(Problem):
Every line below should be copied exactly; drop the pictures.

(Records for the task):

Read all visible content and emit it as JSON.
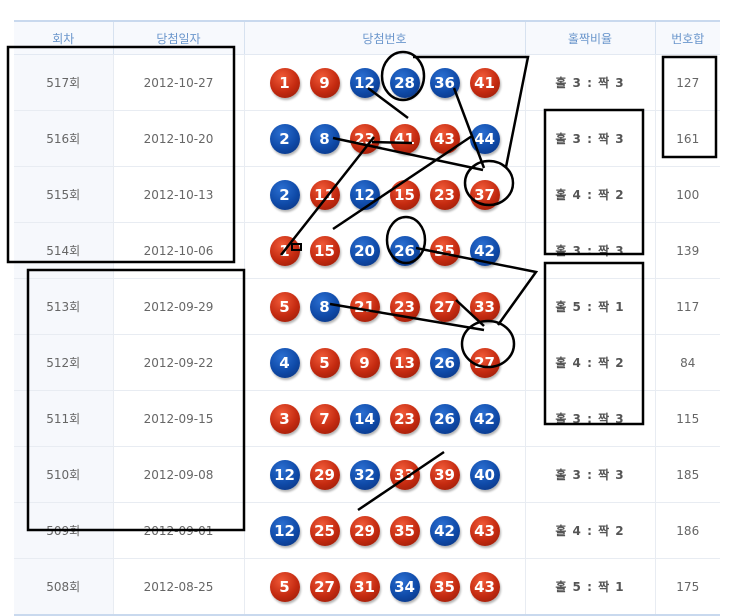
{
  "headers": {
    "round": "회차",
    "date": "당첨일자",
    "numbers": "당첨번호",
    "ratio": "홀짝비율",
    "sum": "번호합"
  },
  "colors": {
    "odd_ball": "#c42a10",
    "even_ball": "#0f4aa8",
    "header_text": "#6b96cc",
    "annotation": "#000000"
  },
  "rows": [
    {
      "round": "517회",
      "date": "2012-10-27",
      "numbers": [
        1,
        9,
        12,
        28,
        36,
        41
      ],
      "ratio": "홀 3 : 짝 3",
      "sum": "127"
    },
    {
      "round": "516회",
      "date": "2012-10-20",
      "numbers": [
        2,
        8,
        23,
        41,
        43,
        44
      ],
      "ratio": "홀 3 : 짝 3",
      "sum": "161"
    },
    {
      "round": "515회",
      "date": "2012-10-13",
      "numbers": [
        2,
        11,
        12,
        15,
        23,
        37
      ],
      "ratio": "홀 4 : 짝 2",
      "sum": "100"
    },
    {
      "round": "514회",
      "date": "2012-10-06",
      "numbers": [
        1,
        15,
        20,
        26,
        35,
        42
      ],
      "ratio": "홀 3 : 짝 3",
      "sum": "139"
    },
    {
      "round": "513회",
      "date": "2012-09-29",
      "numbers": [
        5,
        8,
        21,
        23,
        27,
        33
      ],
      "ratio": "홀 5 : 짝 1",
      "sum": "117"
    },
    {
      "round": "512회",
      "date": "2012-09-22",
      "numbers": [
        4,
        5,
        9,
        13,
        26,
        27
      ],
      "ratio": "홀 4 : 짝 2",
      "sum": "84"
    },
    {
      "round": "511회",
      "date": "2012-09-15",
      "numbers": [
        3,
        7,
        14,
        23,
        26,
        42
      ],
      "ratio": "홀 3 : 짝 3",
      "sum": "115"
    },
    {
      "round": "510회",
      "date": "2012-09-08",
      "numbers": [
        12,
        29,
        32,
        33,
        39,
        40
      ],
      "ratio": "홀 3 : 짝 3",
      "sum": "185"
    },
    {
      "round": "509회",
      "date": "2012-09-01",
      "numbers": [
        12,
        25,
        29,
        35,
        42,
        43
      ],
      "ratio": "홀 4 : 짝 2",
      "sum": "186"
    },
    {
      "round": "508회",
      "date": "2012-08-25",
      "numbers": [
        5,
        27,
        31,
        34,
        35,
        43
      ],
      "ratio": "홀 5 : 짝 1",
      "sum": "175"
    }
  ]
}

(Task output):
Read all visible content and emit it as JSON.
{
  "headers": {
    "round": "회차",
    "date": "당첨일자",
    "numbers": "당첨번호",
    "ratio": "홀짝비율",
    "sum": "번호합"
  },
  "colors": {
    "odd_ball": "#c42a10",
    "even_ball": "#0f4aa8",
    "header_text": "#6b96cc",
    "annotation": "#000000"
  },
  "rows": [
    {
      "round": "517회",
      "date": "2012-10-27",
      "numbers": [
        1,
        9,
        12,
        28,
        36,
        41
      ],
      "ratio": "홀 3 : 짝 3",
      "sum": "127"
    },
    {
      "round": "516회",
      "date": "2012-10-20",
      "numbers": [
        2,
        8,
        23,
        41,
        43,
        44
      ],
      "ratio": "홀 3 : 짝 3",
      "sum": "161"
    },
    {
      "round": "515회",
      "date": "2012-10-13",
      "numbers": [
        2,
        11,
        12,
        15,
        23,
        37
      ],
      "ratio": "홀 4 : 짝 2",
      "sum": "100"
    },
    {
      "round": "514회",
      "date": "2012-10-06",
      "numbers": [
        1,
        15,
        20,
        26,
        35,
        42
      ],
      "ratio": "홀 3 : 짝 3",
      "sum": "139"
    },
    {
      "round": "513회",
      "date": "2012-09-29",
      "numbers": [
        5,
        8,
        21,
        23,
        27,
        33
      ],
      "ratio": "홀 5 : 짝 1",
      "sum": "117"
    },
    {
      "round": "512회",
      "date": "2012-09-22",
      "numbers": [
        4,
        5,
        9,
        13,
        26,
        27
      ],
      "ratio": "홀 4 : 짝 2",
      "sum": "84"
    },
    {
      "round": "511회",
      "date": "2012-09-15",
      "numbers": [
        3,
        7,
        14,
        23,
        26,
        42
      ],
      "ratio": "홀 3 : 짝 3",
      "sum": "115"
    },
    {
      "round": "510회",
      "date": "2012-09-08",
      "numbers": [
        12,
        29,
        32,
        33,
        39,
        40
      ],
      "ratio": "홀 3 : 짝 3",
      "sum": "185"
    },
    {
      "round": "509회",
      "date": "2012-09-01",
      "numbers": [
        12,
        25,
        29,
        35,
        42,
        43
      ],
      "ratio": "홀 4 : 짝 2",
      "sum": "186"
    },
    {
      "round": "508회",
      "date": "2012-08-25",
      "numbers": [
        5,
        27,
        31,
        34,
        35,
        43
      ],
      "ratio": "홀 5 : 짝 1",
      "sum": "175"
    }
  ]
}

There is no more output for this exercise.